■ OBJECTIVE ■
In the records below, find each line with the word "welded" and copy it.

** BEGIN SUPPLIED MATERIAL **

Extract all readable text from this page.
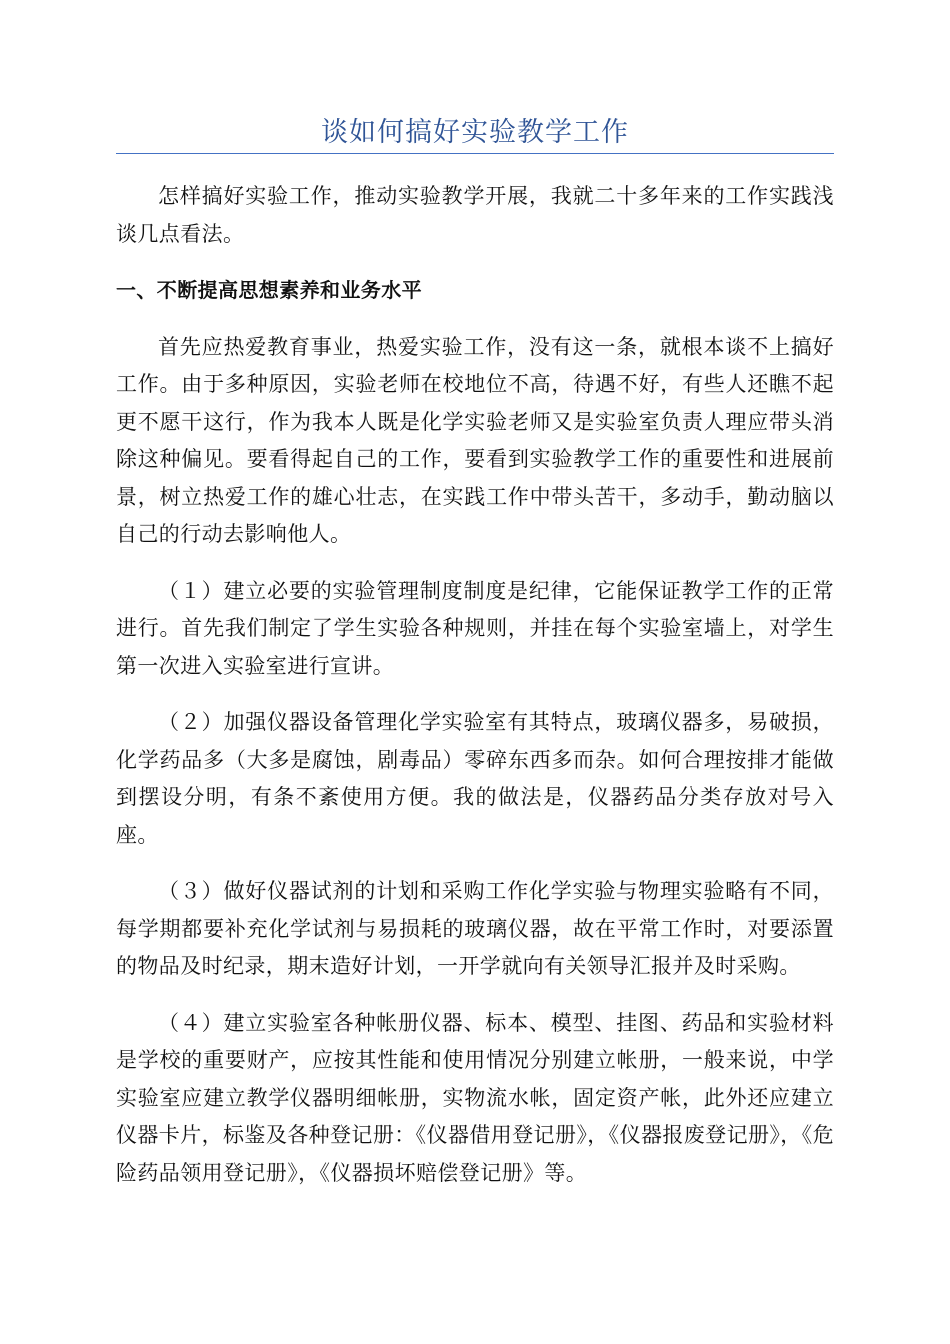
谈如何搞好实验教学工作

怎样搞好实验工作，推动实验教学开展，我就二十多年来的工作实践浅谈几点看法。

一、不断提高思想素养和业务水平

首先应热爱教育事业，热爱实验工作，没有这一条，就根本谈不上搞好工作。由于多种原因，实验老师在校地位不高，待遇不好，有些人还瞧不起更不愿干这行，作为我本人既是化学实验老师又是实验室负责人理应带头消除这种偏见。要看得起自己的工作，要看到实验教学工作的重要性和进展前景，树立热爱工作的雄心壮志，在实践工作中带头苦干，多动手，勤动脑以自己的行动去影响他人。

（１）建立必要的实验管理制度制度是纪律，它能保证教学工作的正常进行。首先我们制定了学生实验各种规则，并挂在每个实验室墙上，对学生第一次进入实验室进行宣讲。

（２）加强仪器设备管理化学实验室有其特点，玻璃仪器多，易破损，化学药品多（大多是腐蚀，剧毒品）零碎东西多而杂。如何合理按排才能做到摆设分明，有条不紊使用方便。我的做法是，仪器药品分类存放对号入座。

（３）做好仪器试剂的计划和采购工作化学实验与物理实验略有不同，每学期都要补充化学试剂与易损耗的玻璃仪器，故在平常工作时，对要添置的物品及时纪录，期末造好计划，一开学就向有关领导汇报并及时采购。

（４）建立实验室各种帐册仪器、标本、模型、挂图、药品和实验材料是学校的重要财产，应按其性能和使用情况分别建立帐册，一般来说，中学实验室应建立教学仪器明细帐册，实物流水帐，固定资产帐，此外还应建立仪器卡片，标鉴及各种登记册：《仪器借用登记册》，《仪器报废登记册》，《危险药品领用登记册》，《仪器损坏赔偿登记册》等。
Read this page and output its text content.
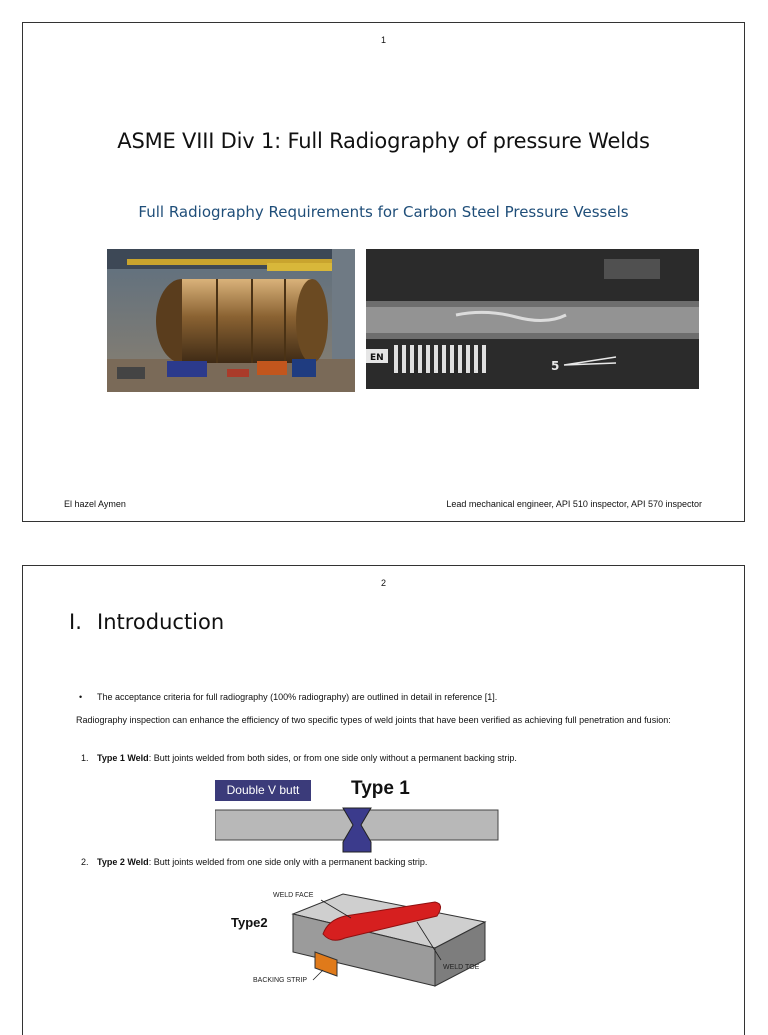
1
ASME VIII Div 1: Full Radiography of pressure Welds
Full Radiography Requirements for Carbon Steel Pressure Vessels
EN
5
El hazel Aymen	Lead mechanical engineer, API 510 inspector, API 570 inspector
2
I. Introduction
• The acceptance criteria for full radiography (100% radiography) are outlined in detail in reference [1].
Radiography inspection can enhance the efficiency of two specific types of weld joints that have been verified as achieving full penetration and fusion:
1. Type 1 Weld: Butt joints welded from both sides, or from one side only without a permanent backing strip.
Double V butt	Type 1
2. Type 2 Weld: Butt joints welded from one side only with a permanent backing strip.
WELD FACE
Type2
WELD TOE
BACKING STRIP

** END SUPPLIED MATERIAL **

■ TASK RESULT ■
1. Type 1 Weld: Butt joints welded from both sides, or from one side only without a permanent backing strip.
2. Type 2 Weld: Butt joints welded from one side only with a permanent backing strip.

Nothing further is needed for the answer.